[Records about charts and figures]
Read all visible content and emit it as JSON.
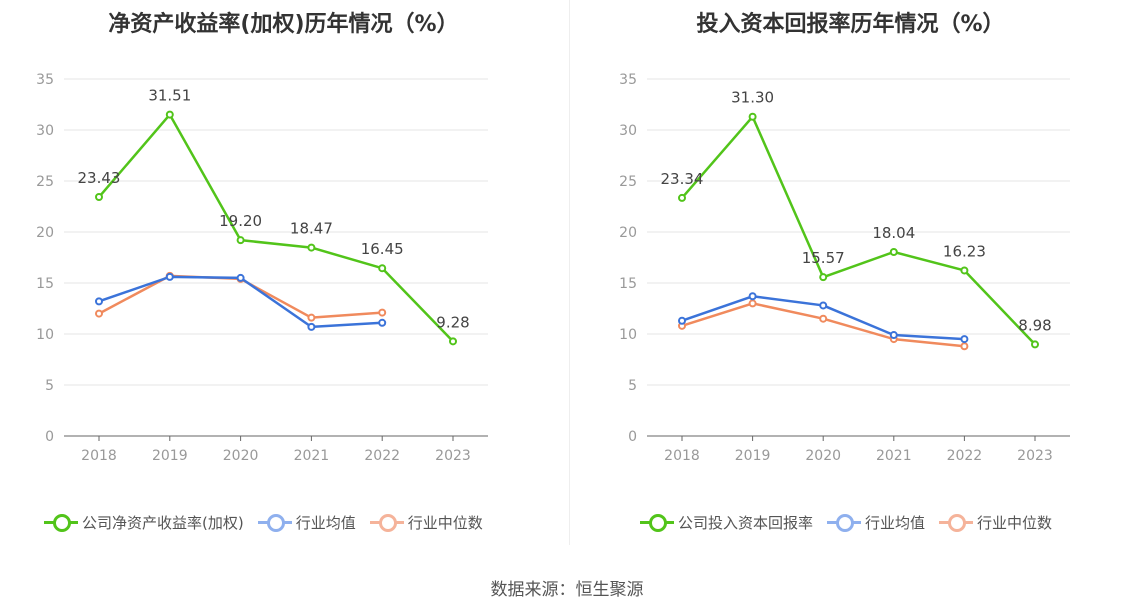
{
  "chart_data": [
    {
      "type": "line",
      "title": "净资产收益率(加权)历年情况（%）",
      "categories": [
        "2018",
        "2019",
        "2020",
        "2021",
        "2022",
        "2023"
      ],
      "ylim": [
        0,
        35
      ],
      "yticks": [
        0,
        5,
        10,
        15,
        20,
        25,
        30,
        35
      ],
      "grid": true,
      "legend_position": "bottom",
      "series": [
        {
          "name": "公司净资产收益率(加权)",
          "color": "#52c41a",
          "values": [
            23.43,
            31.51,
            19.2,
            18.47,
            16.45,
            9.28
          ],
          "labels": [
            "23.43",
            "31.51",
            "19.20",
            "18.47",
            "16.45",
            "9.28"
          ]
        },
        {
          "name": "行业均值",
          "color": "#3b73d9",
          "values": [
            13.2,
            15.6,
            15.5,
            10.7,
            11.1,
            null
          ]
        },
        {
          "name": "行业中位数",
          "color": "#f08a5d",
          "values": [
            12.0,
            15.7,
            15.4,
            11.6,
            12.1,
            null
          ]
        }
      ]
    },
    {
      "type": "line",
      "title": "投入资本回报率历年情况（%）",
      "categories": [
        "2018",
        "2019",
        "2020",
        "2021",
        "2022",
        "2023"
      ],
      "ylim": [
        0,
        35
      ],
      "yticks": [
        0,
        5,
        10,
        15,
        20,
        25,
        30,
        35
      ],
      "grid": true,
      "legend_position": "bottom",
      "series": [
        {
          "name": "公司投入资本回报率",
          "color": "#52c41a",
          "values": [
            23.34,
            31.3,
            15.57,
            18.04,
            16.23,
            8.98
          ],
          "labels": [
            "23.34",
            "31.30",
            "15.57",
            "18.04",
            "16.23",
            "8.98"
          ]
        },
        {
          "name": "行业均值",
          "color": "#3b73d9",
          "values": [
            11.3,
            13.7,
            12.8,
            9.9,
            9.5,
            null
          ]
        },
        {
          "name": "行业中位数",
          "color": "#f08a5d",
          "values": [
            10.8,
            13.0,
            11.5,
            9.5,
            8.8,
            null
          ]
        }
      ]
    }
  ],
  "legend_marker_colors": [
    "#52c41a",
    "#8fb0ee",
    "#f5b39a"
  ],
  "source": "数据来源：恒生聚源"
}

__REQUIREMENT__. Each record should be quoted exactly, with the images omitted.

__ANSWER BELOW__.
Read all visible content and emit it as JSON.
{
  "chart_data": [
    {
      "type": "line",
      "title": "净资产收益率(加权)历年情况（%）",
      "categories": [
        "2018",
        "2019",
        "2020",
        "2021",
        "2022",
        "2023"
      ],
      "ylim": [
        0,
        35
      ],
      "yticks": [
        0,
        5,
        10,
        15,
        20,
        25,
        30,
        35
      ],
      "grid": true,
      "legend_position": "bottom",
      "series": [
        {
          "name": "公司净资产收益率(加权)",
          "color": "#52c41a",
          "values": [
            23.43,
            31.51,
            19.2,
            18.47,
            16.45,
            9.28
          ],
          "labels": [
            "23.43",
            "31.51",
            "19.20",
            "18.47",
            "16.45",
            "9.28"
          ]
        },
        {
          "name": "行业均值",
          "color": "#3b73d9",
          "values": [
            13.2,
            15.6,
            15.5,
            10.7,
            11.1,
            null
          ]
        },
        {
          "name": "行业中位数",
          "color": "#f08a5d",
          "values": [
            12.0,
            15.7,
            15.4,
            11.6,
            12.1,
            null
          ]
        }
      ]
    },
    {
      "type": "line",
      "title": "投入资本回报率历年情况（%）",
      "categories": [
        "2018",
        "2019",
        "2020",
        "2021",
        "2022",
        "2023"
      ],
      "ylim": [
        0,
        35
      ],
      "yticks": [
        0,
        5,
        10,
        15,
        20,
        25,
        30,
        35
      ],
      "grid": true,
      "legend_position": "bottom",
      "series": [
        {
          "name": "公司投入资本回报率",
          "color": "#52c41a",
          "values": [
            23.34,
            31.3,
            15.57,
            18.04,
            16.23,
            8.98
          ],
          "labels": [
            "23.34",
            "31.30",
            "15.57",
            "18.04",
            "16.23",
            "8.98"
          ]
        },
        {
          "name": "行业均值",
          "color": "#3b73d9",
          "values": [
            11.3,
            13.7,
            12.8,
            9.9,
            9.5,
            null
          ]
        },
        {
          "name": "行业中位数",
          "color": "#f08a5d",
          "values": [
            10.8,
            13.0,
            11.5,
            9.5,
            8.8,
            null
          ]
        }
      ]
    }
  ],
  "legend_marker_colors": [
    "#52c41a",
    "#8fb0ee",
    "#f5b39a"
  ],
  "source": "数据来源：恒生聚源"
}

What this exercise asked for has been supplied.